What you are asked to do: Copy each line below character for character, changing nothing.

(Annotated region listings)
※ ※ ※
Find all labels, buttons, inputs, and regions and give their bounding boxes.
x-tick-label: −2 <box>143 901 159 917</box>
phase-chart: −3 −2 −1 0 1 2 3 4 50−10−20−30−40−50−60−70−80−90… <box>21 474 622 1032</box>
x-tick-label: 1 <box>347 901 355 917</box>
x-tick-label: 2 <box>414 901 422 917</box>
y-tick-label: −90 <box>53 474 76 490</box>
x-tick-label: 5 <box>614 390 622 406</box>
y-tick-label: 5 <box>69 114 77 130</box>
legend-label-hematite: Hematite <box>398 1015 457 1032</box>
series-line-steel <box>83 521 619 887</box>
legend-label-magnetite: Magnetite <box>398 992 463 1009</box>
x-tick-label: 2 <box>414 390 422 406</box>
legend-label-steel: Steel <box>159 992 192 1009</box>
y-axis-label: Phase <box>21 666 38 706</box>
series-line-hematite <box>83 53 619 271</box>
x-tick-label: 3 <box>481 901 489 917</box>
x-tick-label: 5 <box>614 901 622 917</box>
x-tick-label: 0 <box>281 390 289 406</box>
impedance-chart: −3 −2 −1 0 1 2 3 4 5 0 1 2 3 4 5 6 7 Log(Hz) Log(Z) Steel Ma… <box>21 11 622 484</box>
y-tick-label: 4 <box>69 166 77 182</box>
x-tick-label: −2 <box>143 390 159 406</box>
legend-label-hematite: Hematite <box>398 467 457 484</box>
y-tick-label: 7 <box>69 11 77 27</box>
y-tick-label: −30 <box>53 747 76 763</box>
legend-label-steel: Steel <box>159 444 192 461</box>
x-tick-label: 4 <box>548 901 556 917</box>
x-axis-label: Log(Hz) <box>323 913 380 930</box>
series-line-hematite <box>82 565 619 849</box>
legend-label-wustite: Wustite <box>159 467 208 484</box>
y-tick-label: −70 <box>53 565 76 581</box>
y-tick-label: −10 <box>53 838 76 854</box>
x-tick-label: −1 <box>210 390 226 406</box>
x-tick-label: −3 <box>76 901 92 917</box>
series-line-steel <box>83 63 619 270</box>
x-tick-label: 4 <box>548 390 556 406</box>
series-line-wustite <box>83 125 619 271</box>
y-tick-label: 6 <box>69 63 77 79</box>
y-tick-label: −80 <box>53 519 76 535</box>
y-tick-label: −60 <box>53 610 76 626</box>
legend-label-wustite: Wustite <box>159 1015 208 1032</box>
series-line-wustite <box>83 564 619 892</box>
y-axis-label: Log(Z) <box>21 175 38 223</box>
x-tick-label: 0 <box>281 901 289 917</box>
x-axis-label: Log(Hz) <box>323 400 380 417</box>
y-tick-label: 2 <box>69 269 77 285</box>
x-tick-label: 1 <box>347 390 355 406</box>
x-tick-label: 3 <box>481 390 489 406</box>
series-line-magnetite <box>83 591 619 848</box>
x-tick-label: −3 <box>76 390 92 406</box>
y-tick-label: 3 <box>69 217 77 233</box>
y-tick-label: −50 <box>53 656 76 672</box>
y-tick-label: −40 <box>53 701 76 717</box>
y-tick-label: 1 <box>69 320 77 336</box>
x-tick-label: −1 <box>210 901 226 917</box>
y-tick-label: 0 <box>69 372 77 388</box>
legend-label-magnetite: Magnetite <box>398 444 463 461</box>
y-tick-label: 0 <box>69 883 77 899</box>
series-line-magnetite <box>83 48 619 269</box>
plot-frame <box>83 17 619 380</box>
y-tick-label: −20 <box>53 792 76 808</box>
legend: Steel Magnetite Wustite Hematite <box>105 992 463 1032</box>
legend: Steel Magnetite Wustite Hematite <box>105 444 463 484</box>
※ ※ ※
Task result:
Find all labels, buttons, inputs, and regions and give their bounding boxes.
x-tick-label: −2 <box>143 901 159 917</box>
phase-chart: −3 −2 −1 0 1 2 3 4 50−10−20−30−40−50−60−70−80−90… <box>21 474 622 1032</box>
x-tick-label: 1 <box>347 901 355 917</box>
x-tick-label: 2 <box>414 901 422 917</box>
y-tick-label: −90 <box>53 474 76 490</box>
x-tick-label: 5 <box>614 390 622 406</box>
y-tick-label: 5 <box>69 114 77 130</box>
legend-label-hematite: Hematite <box>398 1015 457 1032</box>
series-line-steel <box>83 521 619 887</box>
legend-label-magnetite: Magnetite <box>398 992 463 1009</box>
x-tick-label: 2 <box>414 390 422 406</box>
legend-label-steel: Steel <box>159 992 192 1009</box>
y-axis-label: Phase <box>21 666 38 706</box>
series-line-hematite <box>83 53 619 271</box>
x-tick-label: 3 <box>481 901 489 917</box>
x-tick-label: 5 <box>614 901 622 917</box>
x-tick-label: 0 <box>281 390 289 406</box>
impedance-chart: −3 −2 −1 0 1 2 3 4 5 0 1 2 3 4 5 6 7 Log(Hz) Log(Z) Steel Ma… <box>21 11 622 484</box>
y-tick-label: 4 <box>69 166 77 182</box>
x-tick-label: −2 <box>143 390 159 406</box>
legend-label-hematite: Hematite <box>398 467 457 484</box>
y-tick-label: 7 <box>69 11 77 27</box>
y-tick-label: −30 <box>53 747 76 763</box>
legend-label-steel: Steel <box>159 444 192 461</box>
x-tick-label: 4 <box>548 901 556 917</box>
x-axis-label: Log(Hz) <box>323 913 380 930</box>
series-line-hematite <box>82 565 619 849</box>
legend-label-wustite: Wustite <box>159 467 208 484</box>
y-tick-label: −70 <box>53 565 76 581</box>
y-tick-label: −10 <box>53 838 76 854</box>
x-tick-label: −1 <box>210 390 226 406</box>
x-tick-label: −3 <box>76 901 92 917</box>
series-line-steel <box>83 63 619 270</box>
x-tick-label: 4 <box>548 390 556 406</box>
series-line-wustite <box>83 125 619 271</box>
y-tick-label: 6 <box>69 63 77 79</box>
y-tick-label: −80 <box>53 519 76 535</box>
y-tick-label: −60 <box>53 610 76 626</box>
legend-label-wustite: Wustite <box>159 1015 208 1032</box>
series-line-wustite <box>83 564 619 892</box>
y-axis-label: Log(Z) <box>21 175 38 223</box>
x-tick-label: 0 <box>281 901 289 917</box>
x-axis-label: Log(Hz) <box>323 400 380 417</box>
y-tick-label: 2 <box>69 269 77 285</box>
x-tick-label: 1 <box>347 390 355 406</box>
x-tick-label: 3 <box>481 390 489 406</box>
series-line-magnetite <box>83 591 619 848</box>
x-tick-label: −3 <box>76 390 92 406</box>
y-tick-label: 3 <box>69 217 77 233</box>
y-tick-label: −50 <box>53 656 76 672</box>
y-tick-label: −40 <box>53 701 76 717</box>
y-tick-label: 1 <box>69 320 77 336</box>
x-tick-label: −1 <box>210 901 226 917</box>
y-tick-label: 0 <box>69 372 77 388</box>
legend-label-magnetite: Magnetite <box>398 444 463 461</box>
y-tick-label: 0 <box>69 883 77 899</box>
series-line-magnetite <box>83 48 619 269</box>
plot-frame <box>83 17 619 380</box>
y-tick-label: −20 <box>53 792 76 808</box>
legend: Steel Magnetite Wustite Hematite <box>105 992 463 1032</box>
legend: Steel Magnetite Wustite Hematite <box>105 444 463 484</box>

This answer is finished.